• **Set problem**
Extract the records below word for word and ignore the images.

• **Recorded data**

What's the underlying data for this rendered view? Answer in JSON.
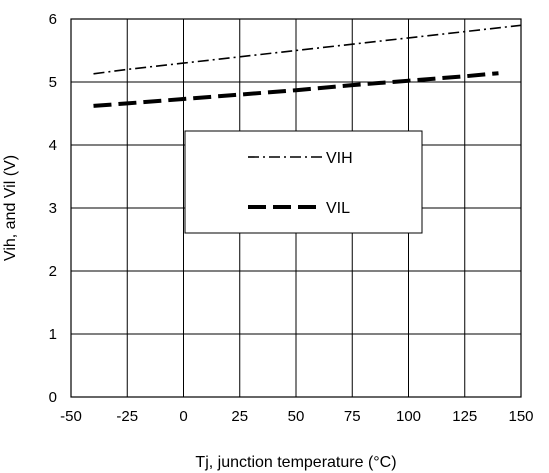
{
  "chart_data": {
    "type": "line",
    "title": "",
    "xlabel": "Tj, junction temperature (°C)",
    "ylabel": "Vih, and Vil (V)",
    "xlim": [
      -50,
      150
    ],
    "ylim": [
      0,
      6
    ],
    "x_ticks": [
      "-50",
      "-25",
      "0",
      "25",
      "50",
      "75",
      "100",
      "125",
      "150"
    ],
    "y_ticks": [
      "0",
      "1",
      "2",
      "3",
      "4",
      "5",
      "6"
    ],
    "grid": true,
    "legend_position": "center",
    "series": [
      {
        "name": "VIH",
        "style": "dash-dot",
        "color": "#000000",
        "x": [
          -40,
          -25,
          0,
          25,
          50,
          75,
          100,
          125,
          150
        ],
        "y": [
          5.13,
          5.2,
          5.3,
          5.4,
          5.5,
          5.6,
          5.7,
          5.8,
          5.9
        ]
      },
      {
        "name": "VIL",
        "style": "long-dash",
        "color": "#000000",
        "x": [
          -40,
          -25,
          0,
          25,
          50,
          75,
          100,
          125,
          140
        ],
        "y": [
          4.62,
          4.66,
          4.73,
          4.8,
          4.87,
          4.95,
          5.02,
          5.09,
          5.14
        ]
      }
    ]
  }
}
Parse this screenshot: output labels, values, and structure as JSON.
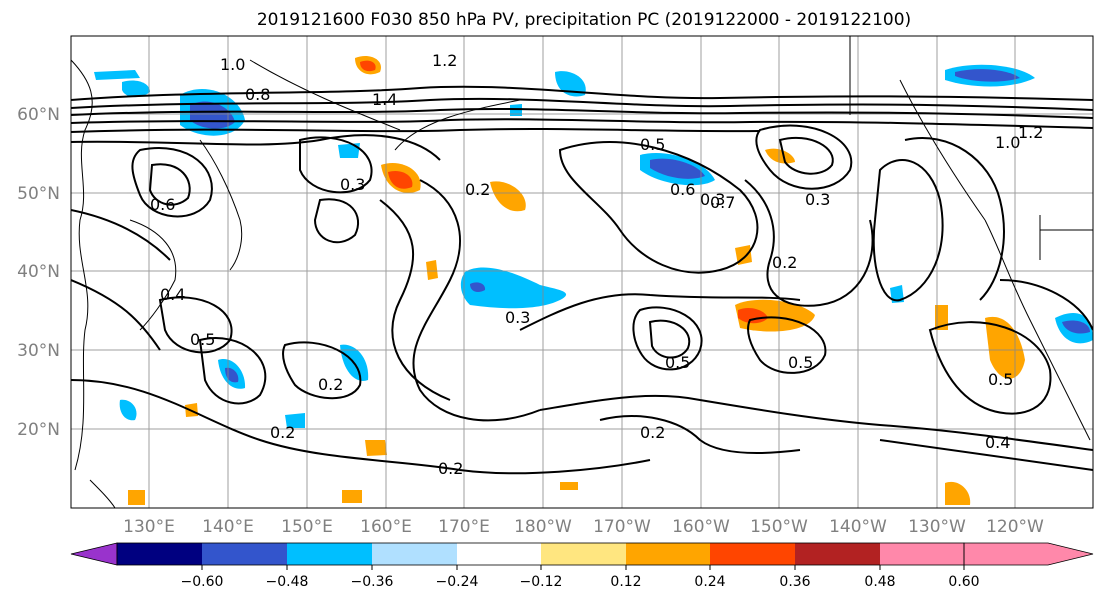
{
  "title": "2019121600 F030 850 hPa PV, precipitation PC (2019122000 - 2019122100)",
  "lat_labels": [
    "60°N",
    "50°N",
    "40°N",
    "30°N",
    "20°N"
  ],
  "lon_labels": [
    "130°E",
    "140°E",
    "150°E",
    "160°E",
    "170°E",
    "180°W",
    "170°W",
    "160°W",
    "150°W",
    "140°W",
    "130°W",
    "120°W"
  ],
  "contour_labels": [
    "1.0",
    "1.2",
    "0.8",
    "0.6",
    "0.4",
    "1.4",
    "0.5",
    "0.3",
    "0.2",
    "0.5",
    "0.3",
    "0.2",
    "0.3",
    "0.5",
    "0.5",
    "0.2",
    "0.2",
    "0.2",
    "0.2",
    "0.4",
    "0.3",
    "1.2",
    "1.0",
    "0.7",
    "0.6",
    "0.5"
  ],
  "colorbar": {
    "ticks": [
      "−0.60",
      "−0.48",
      "−0.36",
      "−0.24",
      "−0.12",
      "0.12",
      "0.24",
      "0.36",
      "0.48",
      "0.60"
    ],
    "colors": [
      "#9933cc",
      "#000080",
      "#3355cc",
      "#00bfff",
      "#b0e0ff",
      "#ffffff",
      "#ffe680",
      "#ffa500",
      "#ff4500",
      "#b22222",
      "#ff88aa"
    ]
  }
}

• **Solved exercise**
What's the underlying data for this rendered view? Answer in JSON.
{
  "chart_data": {
    "type": "line",
    "title": "",
    "xlabel": "Tj, junction temperature (°C)",
    "ylabel": "Vih, and Vil (V)",
    "xlim": [
      -50,
      150
    ],
    "ylim": [
      0,
      6
    ],
    "x_ticks": [
      "-50",
      "-25",
      "0",
      "25",
      "50",
      "75",
      "100",
      "125",
      "150"
    ],
    "y_ticks": [
      "0",
      "1",
      "2",
      "3",
      "4",
      "5",
      "6"
    ],
    "grid": true,
    "legend_position": "center",
    "series": [
      {
        "name": "VIH",
        "style": "dash-dot",
        "color": "#000000",
        "x": [
          -40,
          -25,
          0,
          25,
          50,
          75,
          100,
          125,
          150
        ],
        "y": [
          5.13,
          5.2,
          5.3,
          5.4,
          5.5,
          5.6,
          5.7,
          5.8,
          5.9
        ]
      },
      {
        "name": "VIL",
        "style": "long-dash",
        "color": "#000000",
        "x": [
          -40,
          -25,
          0,
          25,
          50,
          75,
          100,
          125,
          140
        ],
        "y": [
          4.62,
          4.66,
          4.73,
          4.8,
          4.87,
          4.95,
          5.02,
          5.09,
          5.14
        ]
      }
    ]
  }
}
Parse this screenshot: output labels, values, and structure as JSON.
{
  "title": "2019121600 F030 850 hPa PV, precipitation PC (2019122000 - 2019122100)",
  "lat_labels": [
    "60°N",
    "50°N",
    "40°N",
    "30°N",
    "20°N"
  ],
  "lon_labels": [
    "130°E",
    "140°E",
    "150°E",
    "160°E",
    "170°E",
    "180°W",
    "170°W",
    "160°W",
    "150°W",
    "140°W",
    "130°W",
    "120°W"
  ],
  "contour_labels": [
    "1.0",
    "1.2",
    "0.8",
    "0.6",
    "0.4",
    "1.4",
    "0.5",
    "0.3",
    "0.2",
    "0.5",
    "0.3",
    "0.2",
    "0.3",
    "0.5",
    "0.5",
    "0.2",
    "0.2",
    "0.2",
    "0.2",
    "0.4",
    "0.3",
    "1.2",
    "1.0",
    "0.7",
    "0.6",
    "0.5"
  ],
  "colorbar": {
    "ticks": [
      "−0.60",
      "−0.48",
      "−0.36",
      "−0.24",
      "−0.12",
      "0.12",
      "0.24",
      "0.36",
      "0.48",
      "0.60"
    ],
    "colors": [
      "#9933cc",
      "#000080",
      "#3355cc",
      "#00bfff",
      "#b0e0ff",
      "#ffffff",
      "#ffe680",
      "#ffa500",
      "#ff4500",
      "#b22222",
      "#ff88aa"
    ]
  }
}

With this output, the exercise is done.